Aim ▸
Omit every picture while repeating the entries exactly.

Provided data ▸
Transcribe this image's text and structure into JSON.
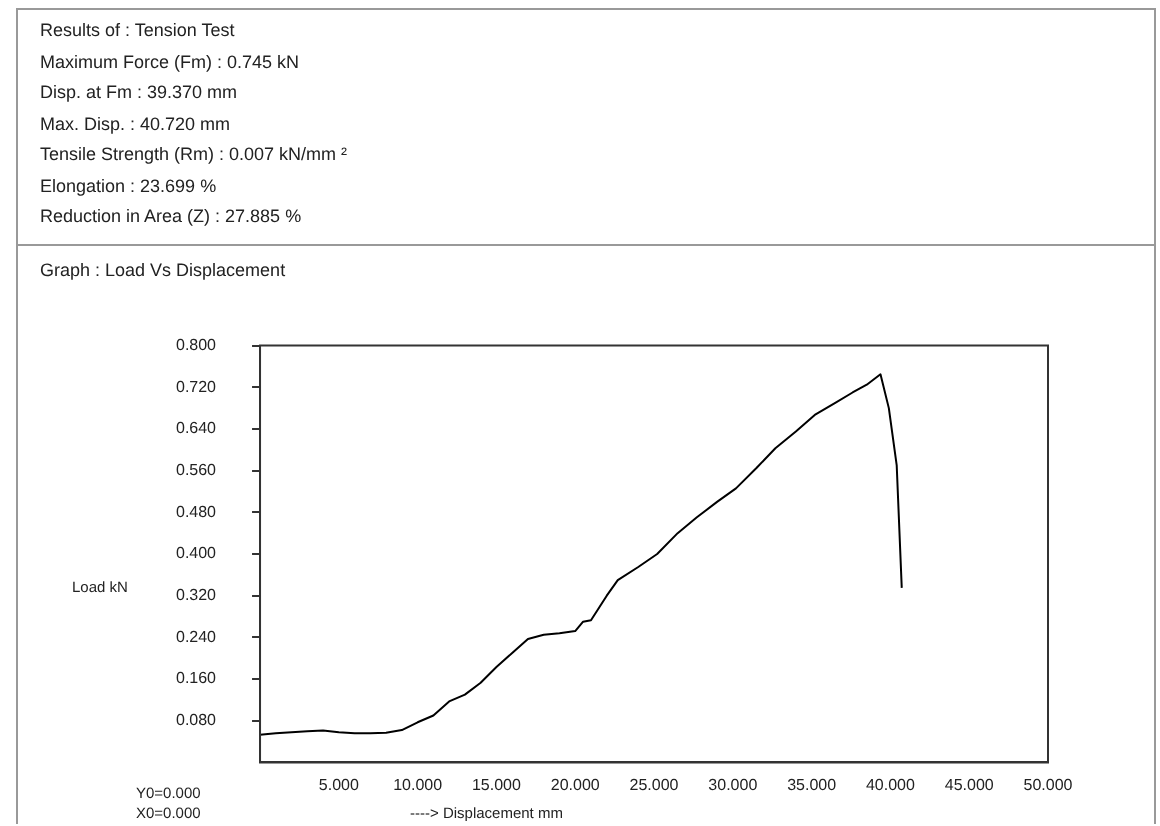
{
  "chart_data": {
    "type": "line",
    "title": "Graph : Load Vs Displacement",
    "xlabel": "----> Displacement  mm",
    "ylabel": "Load kN",
    "annotations": [
      "Results of : Tension Test",
      "Maximum Force (Fm) : 0.745  kN",
      "Disp. at Fm : 39.370  mm",
      "Max. Disp. : 40.720  mm",
      "Tensile Strength (Rm) : 0.007  kN/mm ²",
      "Elongation : 23.699  %",
      "Reduction in Area (Z) : 27.885  %",
      "Y0=0.000",
      "X0=0.000"
    ],
    "series": [
      {
        "color": "#000000",
        "x": [
          0,
          1,
          2,
          3,
          4,
          5,
          6,
          7,
          8,
          9,
          10,
          11,
          12,
          13,
          14,
          15,
          16,
          17,
          18,
          19,
          20,
          20.5,
          21,
          22,
          22.7,
          24,
          25.2,
          26.5,
          27.7,
          29,
          30.2,
          31.5,
          32.7,
          34,
          35.2,
          36.5,
          37.6,
          38.5,
          39.37,
          39.9,
          40.4,
          40.72
        ],
        "values": [
          0.053,
          0.056,
          0.058,
          0.06,
          0.061,
          0.058,
          0.056,
          0.056,
          0.057,
          0.062,
          0.077,
          0.09,
          0.117,
          0.13,
          0.153,
          0.183,
          0.21,
          0.237,
          0.245,
          0.248,
          0.252,
          0.27,
          0.273,
          0.32,
          0.35,
          0.375,
          0.4,
          0.44,
          0.47,
          0.5,
          0.526,
          0.565,
          0.603,
          0.635,
          0.667,
          0.69,
          0.71,
          0.725,
          0.745,
          0.68,
          0.57,
          0.335
        ]
      }
    ],
    "xlim": [
      0,
      50
    ],
    "xticks": [
      {
        "value": 5,
        "label": "5.000"
      },
      {
        "value": 10,
        "label": "10.000"
      },
      {
        "value": 15,
        "label": "15.000"
      },
      {
        "value": 20,
        "label": "20.000"
      },
      {
        "value": 25,
        "label": "25.000"
      },
      {
        "value": 30,
        "label": "30.000"
      },
      {
        "value": 35,
        "label": "35.000"
      },
      {
        "value": 40,
        "label": "40.000"
      },
      {
        "value": 45,
        "label": "45.000"
      },
      {
        "value": 50,
        "label": "50.000"
      }
    ],
    "ylim": [
      0,
      0.8
    ],
    "yticks": [
      {
        "value": 0.08,
        "label": "0.080"
      },
      {
        "value": 0.16,
        "label": "0.160"
      },
      {
        "value": 0.24,
        "label": "0.240"
      },
      {
        "value": 0.32,
        "label": "0.320"
      },
      {
        "value": 0.4,
        "label": "0.400"
      },
      {
        "value": 0.48,
        "label": "0.480"
      },
      {
        "value": 0.56,
        "label": "0.560"
      },
      {
        "value": 0.64,
        "label": "0.640"
      },
      {
        "value": 0.72,
        "label": "0.720"
      },
      {
        "value": 0.8,
        "label": "0.800"
      }
    ],
    "grid": false,
    "legend": false,
    "marker": "none",
    "line_style": "solid"
  }
}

Response for this exercise ▸
Transcribe this image's text and structure into JSON.
{
  "chart_data": {
    "type": "line",
    "title": "Graph : Load Vs Displacement",
    "xlabel": "----> Displacement  mm",
    "ylabel": "Load kN",
    "annotations": [
      "Results of : Tension Test",
      "Maximum Force (Fm) : 0.745  kN",
      "Disp. at Fm : 39.370  mm",
      "Max. Disp. : 40.720  mm",
      "Tensile Strength (Rm) : 0.007  kN/mm ²",
      "Elongation : 23.699  %",
      "Reduction in Area (Z) : 27.885  %",
      "Y0=0.000",
      "X0=0.000"
    ],
    "series": [
      {
        "color": "#000000",
        "x": [
          0,
          1,
          2,
          3,
          4,
          5,
          6,
          7,
          8,
          9,
          10,
          11,
          12,
          13,
          14,
          15,
          16,
          17,
          18,
          19,
          20,
          20.5,
          21,
          22,
          22.7,
          24,
          25.2,
          26.5,
          27.7,
          29,
          30.2,
          31.5,
          32.7,
          34,
          35.2,
          36.5,
          37.6,
          38.5,
          39.37,
          39.9,
          40.4,
          40.72
        ],
        "values": [
          0.053,
          0.056,
          0.058,
          0.06,
          0.061,
          0.058,
          0.056,
          0.056,
          0.057,
          0.062,
          0.077,
          0.09,
          0.117,
          0.13,
          0.153,
          0.183,
          0.21,
          0.237,
          0.245,
          0.248,
          0.252,
          0.27,
          0.273,
          0.32,
          0.35,
          0.375,
          0.4,
          0.44,
          0.47,
          0.5,
          0.526,
          0.565,
          0.603,
          0.635,
          0.667,
          0.69,
          0.71,
          0.725,
          0.745,
          0.68,
          0.57,
          0.335
        ]
      }
    ],
    "xlim": [
      0,
      50
    ],
    "xticks": [
      {
        "value": 5,
        "label": "5.000"
      },
      {
        "value": 10,
        "label": "10.000"
      },
      {
        "value": 15,
        "label": "15.000"
      },
      {
        "value": 20,
        "label": "20.000"
      },
      {
        "value": 25,
        "label": "25.000"
      },
      {
        "value": 30,
        "label": "30.000"
      },
      {
        "value": 35,
        "label": "35.000"
      },
      {
        "value": 40,
        "label": "40.000"
      },
      {
        "value": 45,
        "label": "45.000"
      },
      {
        "value": 50,
        "label": "50.000"
      }
    ],
    "ylim": [
      0,
      0.8
    ],
    "yticks": [
      {
        "value": 0.08,
        "label": "0.080"
      },
      {
        "value": 0.16,
        "label": "0.160"
      },
      {
        "value": 0.24,
        "label": "0.240"
      },
      {
        "value": 0.32,
        "label": "0.320"
      },
      {
        "value": 0.4,
        "label": "0.400"
      },
      {
        "value": 0.48,
        "label": "0.480"
      },
      {
        "value": 0.56,
        "label": "0.560"
      },
      {
        "value": 0.64,
        "label": "0.640"
      },
      {
        "value": 0.72,
        "label": "0.720"
      },
      {
        "value": 0.8,
        "label": "0.800"
      }
    ],
    "grid": false,
    "legend": false,
    "marker": "none",
    "line_style": "solid"
  }
}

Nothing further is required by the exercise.